--- start of Task data ---

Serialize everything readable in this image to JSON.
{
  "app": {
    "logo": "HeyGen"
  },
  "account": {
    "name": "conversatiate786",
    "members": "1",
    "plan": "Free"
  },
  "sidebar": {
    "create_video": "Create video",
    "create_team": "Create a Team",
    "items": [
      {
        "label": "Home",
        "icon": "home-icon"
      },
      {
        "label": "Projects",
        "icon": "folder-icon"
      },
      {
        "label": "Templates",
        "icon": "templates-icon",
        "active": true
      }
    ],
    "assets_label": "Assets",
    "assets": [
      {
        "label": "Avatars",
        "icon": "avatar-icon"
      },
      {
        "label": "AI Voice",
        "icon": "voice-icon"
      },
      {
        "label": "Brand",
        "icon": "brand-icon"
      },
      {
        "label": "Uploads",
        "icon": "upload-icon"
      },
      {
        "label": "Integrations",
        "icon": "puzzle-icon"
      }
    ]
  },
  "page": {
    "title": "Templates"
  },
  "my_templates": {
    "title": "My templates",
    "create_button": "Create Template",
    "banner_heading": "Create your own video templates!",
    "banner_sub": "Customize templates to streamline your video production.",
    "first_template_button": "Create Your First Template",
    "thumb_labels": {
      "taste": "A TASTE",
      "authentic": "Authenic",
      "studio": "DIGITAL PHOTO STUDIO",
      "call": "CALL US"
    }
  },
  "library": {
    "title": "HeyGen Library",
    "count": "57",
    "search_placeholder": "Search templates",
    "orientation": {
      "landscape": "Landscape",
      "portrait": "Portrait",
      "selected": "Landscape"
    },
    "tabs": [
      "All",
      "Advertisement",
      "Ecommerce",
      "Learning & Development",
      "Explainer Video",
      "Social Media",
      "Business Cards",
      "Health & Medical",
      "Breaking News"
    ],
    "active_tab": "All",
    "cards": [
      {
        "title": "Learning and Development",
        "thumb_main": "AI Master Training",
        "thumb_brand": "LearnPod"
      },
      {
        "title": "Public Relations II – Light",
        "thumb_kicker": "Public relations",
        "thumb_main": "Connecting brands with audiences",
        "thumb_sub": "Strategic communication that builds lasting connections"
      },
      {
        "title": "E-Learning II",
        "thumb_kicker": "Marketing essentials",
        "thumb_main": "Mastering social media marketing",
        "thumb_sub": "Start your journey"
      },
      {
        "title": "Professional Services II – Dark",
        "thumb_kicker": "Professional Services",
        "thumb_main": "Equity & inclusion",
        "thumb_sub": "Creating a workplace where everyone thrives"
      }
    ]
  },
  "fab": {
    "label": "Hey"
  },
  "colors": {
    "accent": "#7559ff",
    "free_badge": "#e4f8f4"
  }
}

--- end of Task data ---

» **Set task**: Provide only the number of lines in the records containing the string "icon".

» **Exercise output**: 8